Lines containing the string "JSON" are to be counted; report the number and nothing more.

▶ DATASET ROWS
______________________________
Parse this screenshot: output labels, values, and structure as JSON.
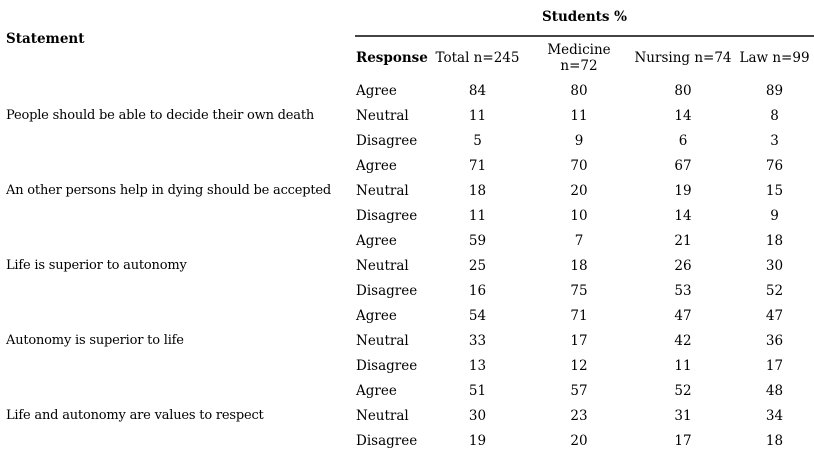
{
  "colors": {
    "rule": "#444444",
    "text": "#000000",
    "background": "#ffffff"
  },
  "table": {
    "statement_header": "Statement",
    "students_header": "Students %",
    "response_header": "Response",
    "columns": [
      "Total n=245",
      "Medicine n=72",
      "Nursing n=74",
      "Law n=99"
    ],
    "groups": [
      {
        "statement": "People should be able to decide their own death",
        "rows": [
          {
            "response": "Agree",
            "values": [
              84,
              80,
              80,
              89
            ]
          },
          {
            "response": "Neutral",
            "values": [
              11,
              11,
              14,
              8
            ]
          },
          {
            "response": "Disagree",
            "values": [
              5,
              9,
              6,
              3
            ]
          }
        ]
      },
      {
        "statement": "An other persons help in dying should be accepted",
        "rows": [
          {
            "response": "Agree",
            "values": [
              71,
              70,
              67,
              76
            ]
          },
          {
            "response": "Neutral",
            "values": [
              18,
              20,
              19,
              15
            ]
          },
          {
            "response": "Disagree",
            "values": [
              11,
              10,
              14,
              9
            ]
          }
        ]
      },
      {
        "statement": "Life is superior to autonomy",
        "rows": [
          {
            "response": "Agree",
            "values": [
              59,
              7,
              21,
              18
            ]
          },
          {
            "response": "Neutral",
            "values": [
              25,
              18,
              26,
              30
            ]
          },
          {
            "response": "Disagree",
            "values": [
              16,
              75,
              53,
              52
            ]
          }
        ]
      },
      {
        "statement": "Autonomy is superior to life",
        "rows": [
          {
            "response": "Agree",
            "values": [
              54,
              71,
              47,
              47
            ]
          },
          {
            "response": "Neutral",
            "values": [
              33,
              17,
              42,
              36
            ]
          },
          {
            "response": "Disagree",
            "values": [
              13,
              12,
              11,
              17
            ]
          }
        ]
      },
      {
        "statement": "Life and autonomy are values to respect",
        "rows": [
          {
            "response": "Agree",
            "values": [
              51,
              57,
              52,
              48
            ]
          },
          {
            "response": "Neutral",
            "values": [
              30,
              23,
              31,
              34
            ]
          },
          {
            "response": "Disagree",
            "values": [
              19,
              20,
              17,
              18
            ]
          }
        ]
      }
    ]
  },
  "chart_data": {
    "type": "table",
    "title": "Students %",
    "row_header": "Statement",
    "columns": [
      "Response",
      "Total n=245",
      "Medicine n=72",
      "Nursing n=74",
      "Law n=99"
    ],
    "rows": [
      [
        "People should be able to decide their own death",
        "Agree",
        84,
        80,
        80,
        89
      ],
      [
        "People should be able to decide their own death",
        "Neutral",
        11,
        11,
        14,
        8
      ],
      [
        "People should be able to decide their own death",
        "Disagree",
        5,
        9,
        6,
        3
      ],
      [
        "An other persons help in dying should be accepted",
        "Agree",
        71,
        70,
        67,
        76
      ],
      [
        "An other persons help in dying should be accepted",
        "Neutral",
        18,
        20,
        19,
        15
      ],
      [
        "An other persons help in dying should be accepted",
        "Disagree",
        11,
        10,
        14,
        9
      ],
      [
        "Life is superior to autonomy",
        "Agree",
        59,
        7,
        21,
        18
      ],
      [
        "Life is superior to autonomy",
        "Neutral",
        25,
        18,
        26,
        30
      ],
      [
        "Life is superior to autonomy",
        "Disagree",
        16,
        75,
        53,
        52
      ],
      [
        "Autonomy is superior to life",
        "Agree",
        54,
        71,
        47,
        47
      ],
      [
        "Autonomy is superior to life",
        "Neutral",
        33,
        17,
        42,
        36
      ],
      [
        "Autonomy is superior to life",
        "Disagree",
        13,
        12,
        11,
        17
      ],
      [
        "Life and autonomy are values to respect",
        "Agree",
        51,
        57,
        52,
        48
      ],
      [
        "Life and autonomy are values to respect",
        "Neutral",
        30,
        23,
        31,
        34
      ],
      [
        "Life and autonomy are values to respect",
        "Disagree",
        19,
        20,
        17,
        18
      ]
    ]
  }
}
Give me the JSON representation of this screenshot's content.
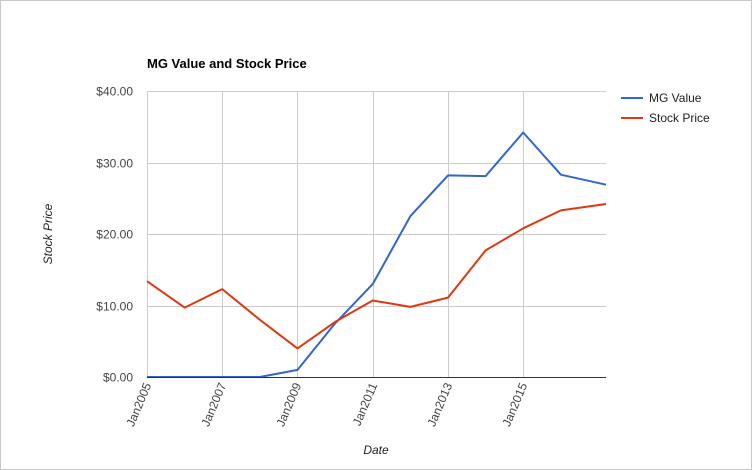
{
  "chart_data": {
    "type": "line",
    "title": "MG Value and Stock Price",
    "xlabel": "Date",
    "ylabel": "Stock Price",
    "x_tick_labels": [
      "Jan2005",
      "Jan2007",
      "Jan2009",
      "Jan2011",
      "Jan2013",
      "Jan2015"
    ],
    "x_ticks": [
      2005,
      2007,
      2009,
      2011,
      2013,
      2015
    ],
    "xlim": [
      2005,
      2017.2
    ],
    "y_tick_labels": [
      "$0.00",
      "$10.00",
      "$20.00",
      "$30.00",
      "$40.00"
    ],
    "y_ticks": [
      0,
      10,
      20,
      30,
      40
    ],
    "ylim": [
      0,
      40
    ],
    "grid": true,
    "legend": "right",
    "series": [
      {
        "name": "MG Value",
        "color": "#3366cc",
        "x": [
          2005,
          2006,
          2007,
          2008,
          2009,
          2010,
          2011,
          2012,
          2013,
          2014,
          2015,
          2016,
          2017.2
        ],
        "values": [
          0,
          0,
          0,
          0,
          1.0,
          7.5,
          13.0,
          22.5,
          28.2,
          28.1,
          34.2,
          28.3,
          26.9
        ]
      },
      {
        "name": "Stock Price",
        "color": "#dc3912",
        "x": [
          2005,
          2006,
          2007,
          2008,
          2009,
          2010,
          2011,
          2012,
          2013,
          2014,
          2015,
          2016,
          2017.2
        ],
        "values": [
          13.4,
          9.7,
          12.3,
          8.0,
          4.0,
          7.7,
          10.7,
          9.8,
          11.1,
          17.7,
          20.8,
          23.3,
          24.2
        ]
      }
    ]
  }
}
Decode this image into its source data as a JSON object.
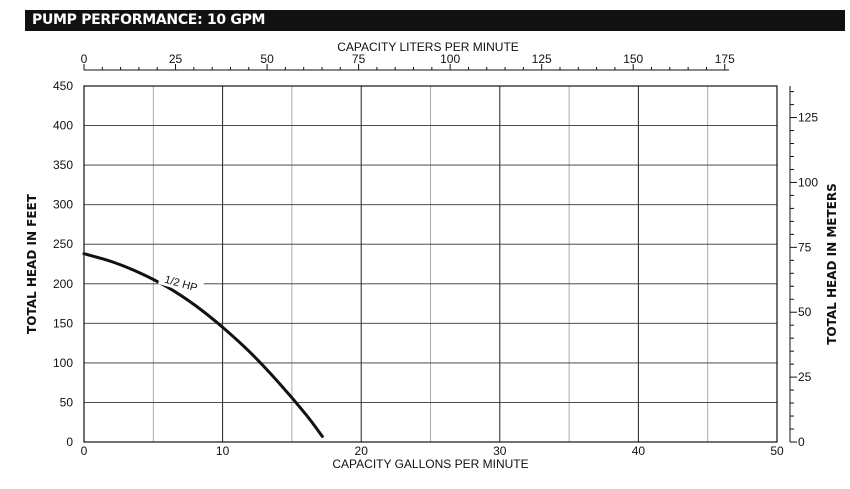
{
  "title": "PUMP PERFORMANCE: 10 GPM",
  "chart_data": {
    "type": "line",
    "xlabel": "CAPACITY GALLONS PER MINUTE",
    "ylabel": "TOTAL HEAD IN FEET",
    "x2label": "CAPACITY LITERS PER MINUTE",
    "y2label": "TOTAL HEAD IN METERS",
    "xlim": [
      0,
      50
    ],
    "ylim": [
      0,
      450
    ],
    "x2lim": [
      0,
      189.27
    ],
    "y2lim": [
      0,
      137.16
    ],
    "x_ticks": [
      "0",
      "10",
      "20",
      "30",
      "40",
      "50"
    ],
    "y_ticks": [
      "0",
      "50",
      "100",
      "150",
      "200",
      "250",
      "300",
      "350",
      "400",
      "450"
    ],
    "x2_ticks": [
      "0",
      "25",
      "50",
      "75",
      "100",
      "125",
      "150",
      "175"
    ],
    "y2_ticks": [
      "0",
      "25",
      "50",
      "75",
      "100",
      "125"
    ],
    "grid": true,
    "series": [
      {
        "name": "1/2 HP",
        "x": [
          0,
          2,
          4,
          6,
          8,
          10,
          12,
          14,
          16,
          17.2
        ],
        "y": [
          238,
          228,
          214,
          196,
          173,
          145,
          113,
          76,
          35,
          7
        ]
      }
    ]
  }
}
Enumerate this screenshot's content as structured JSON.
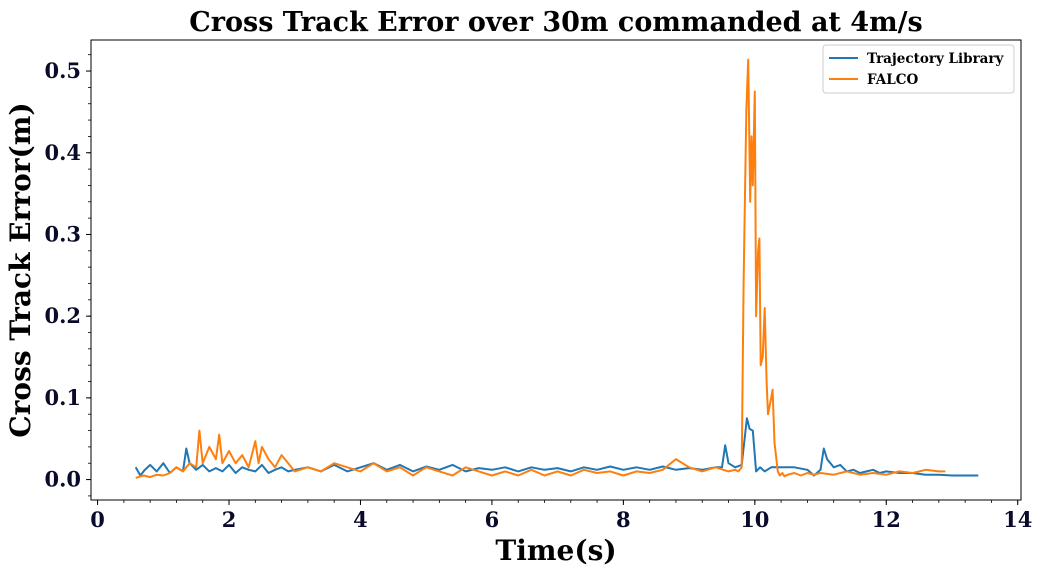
{
  "chart_data": {
    "type": "line",
    "title": "Cross Track Error over 30m commanded at 4m/s",
    "xlabel": "Time(s)",
    "ylabel": "Cross Track Error(m)",
    "xlim": [
      -0.1,
      14.05
    ],
    "ylim": [
      -0.025,
      0.538
    ],
    "x_ticks": [
      0,
      2,
      4,
      6,
      8,
      10,
      12,
      14
    ],
    "x_tick_labels": [
      "0",
      "2",
      "4",
      "6",
      "8",
      "10",
      "12",
      "14"
    ],
    "y_ticks": [
      0.0,
      0.1,
      0.2,
      0.3,
      0.4,
      0.5
    ],
    "y_tick_labels": [
      "0.0",
      "0.1",
      "0.2",
      "0.3",
      "0.4",
      "0.5"
    ],
    "grid": false,
    "legend_position": "top-right",
    "series": [
      {
        "name": "Trajectory Library",
        "color": "#1f77b4",
        "x": [
          0.58,
          0.65,
          0.72,
          0.8,
          0.9,
          1.0,
          1.1,
          1.2,
          1.3,
          1.35,
          1.4,
          1.5,
          1.6,
          1.7,
          1.8,
          1.9,
          2.0,
          2.1,
          2.2,
          2.3,
          2.4,
          2.5,
          2.6,
          2.7,
          2.8,
          2.9,
          3.0,
          3.2,
          3.4,
          3.6,
          3.8,
          4.0,
          4.2,
          4.4,
          4.6,
          4.8,
          5.0,
          5.2,
          5.4,
          5.6,
          5.8,
          6.0,
          6.2,
          6.4,
          6.6,
          6.8,
          7.0,
          7.2,
          7.4,
          7.6,
          7.8,
          8.0,
          8.2,
          8.4,
          8.6,
          8.8,
          9.0,
          9.2,
          9.4,
          9.5,
          9.55,
          9.6,
          9.7,
          9.8,
          9.88,
          9.92,
          9.97,
          10.02,
          10.08,
          10.15,
          10.25,
          10.35,
          10.45,
          10.6,
          10.8,
          10.9,
          11.0,
          11.05,
          11.1,
          11.2,
          11.3,
          11.4,
          11.5,
          11.6,
          11.7,
          11.8,
          11.9,
          12.0,
          12.2,
          12.4,
          12.6,
          12.8,
          13.0,
          13.2,
          13.4
        ],
        "y": [
          0.015,
          0.005,
          0.012,
          0.018,
          0.01,
          0.02,
          0.008,
          0.015,
          0.01,
          0.038,
          0.02,
          0.012,
          0.018,
          0.01,
          0.014,
          0.01,
          0.018,
          0.008,
          0.015,
          0.012,
          0.01,
          0.018,
          0.008,
          0.012,
          0.015,
          0.01,
          0.012,
          0.015,
          0.01,
          0.018,
          0.01,
          0.015,
          0.02,
          0.012,
          0.018,
          0.01,
          0.016,
          0.012,
          0.018,
          0.01,
          0.014,
          0.012,
          0.015,
          0.01,
          0.015,
          0.012,
          0.014,
          0.01,
          0.015,
          0.012,
          0.016,
          0.012,
          0.015,
          0.012,
          0.016,
          0.012,
          0.014,
          0.012,
          0.015,
          0.015,
          0.042,
          0.02,
          0.015,
          0.018,
          0.075,
          0.062,
          0.06,
          0.01,
          0.015,
          0.01,
          0.015,
          0.015,
          0.015,
          0.015,
          0.012,
          0.005,
          0.012,
          0.038,
          0.025,
          0.015,
          0.018,
          0.01,
          0.012,
          0.008,
          0.01,
          0.012,
          0.008,
          0.01,
          0.008,
          0.008,
          0.006,
          0.006,
          0.005,
          0.005,
          0.005
        ]
      },
      {
        "name": "FALCO",
        "color": "#ff7f0e",
        "x": [
          0.58,
          0.7,
          0.8,
          0.9,
          1.0,
          1.1,
          1.2,
          1.3,
          1.4,
          1.5,
          1.55,
          1.6,
          1.7,
          1.8,
          1.85,
          1.9,
          2.0,
          2.1,
          2.2,
          2.3,
          2.4,
          2.45,
          2.5,
          2.6,
          2.7,
          2.8,
          2.9,
          3.0,
          3.2,
          3.4,
          3.6,
          3.8,
          4.0,
          4.2,
          4.4,
          4.6,
          4.8,
          5.0,
          5.2,
          5.4,
          5.6,
          5.8,
          6.0,
          6.2,
          6.4,
          6.6,
          6.8,
          7.0,
          7.2,
          7.4,
          7.6,
          7.8,
          8.0,
          8.2,
          8.4,
          8.6,
          8.8,
          9.0,
          9.2,
          9.4,
          9.6,
          9.7,
          9.75,
          9.8,
          9.83,
          9.87,
          9.9,
          9.93,
          9.95,
          9.97,
          10.0,
          10.02,
          10.05,
          10.07,
          10.09,
          10.12,
          10.15,
          10.18,
          10.2,
          10.25,
          10.27,
          10.3,
          10.35,
          10.38,
          10.42,
          10.45,
          10.5,
          10.6,
          10.7,
          10.8,
          10.9,
          11.0,
          11.2,
          11.4,
          11.6,
          11.8,
          12.0,
          12.2,
          12.4,
          12.6,
          12.8,
          12.9
        ],
        "y": [
          0.002,
          0.005,
          0.003,
          0.006,
          0.005,
          0.008,
          0.015,
          0.01,
          0.02,
          0.015,
          0.06,
          0.02,
          0.04,
          0.025,
          0.055,
          0.02,
          0.035,
          0.02,
          0.03,
          0.015,
          0.047,
          0.02,
          0.04,
          0.025,
          0.015,
          0.03,
          0.02,
          0.01,
          0.015,
          0.01,
          0.02,
          0.015,
          0.01,
          0.02,
          0.01,
          0.015,
          0.005,
          0.015,
          0.01,
          0.005,
          0.015,
          0.01,
          0.005,
          0.01,
          0.005,
          0.012,
          0.005,
          0.01,
          0.005,
          0.012,
          0.008,
          0.01,
          0.005,
          0.01,
          0.008,
          0.012,
          0.025,
          0.015,
          0.01,
          0.015,
          0.01,
          0.012,
          0.01,
          0.015,
          0.24,
          0.45,
          0.514,
          0.34,
          0.42,
          0.36,
          0.475,
          0.2,
          0.28,
          0.295,
          0.14,
          0.15,
          0.21,
          0.12,
          0.08,
          0.1,
          0.11,
          0.045,
          0.01,
          0.005,
          0.008,
          0.004,
          0.006,
          0.008,
          0.005,
          0.008,
          0.006,
          0.008,
          0.006,
          0.01,
          0.006,
          0.008,
          0.006,
          0.01,
          0.008,
          0.012,
          0.01,
          0.01
        ]
      }
    ]
  }
}
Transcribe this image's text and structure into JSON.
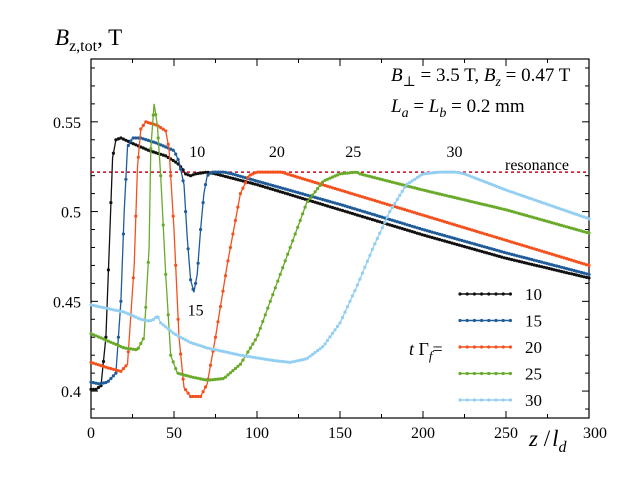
______________________________
▶ RIGHT ANSWER
5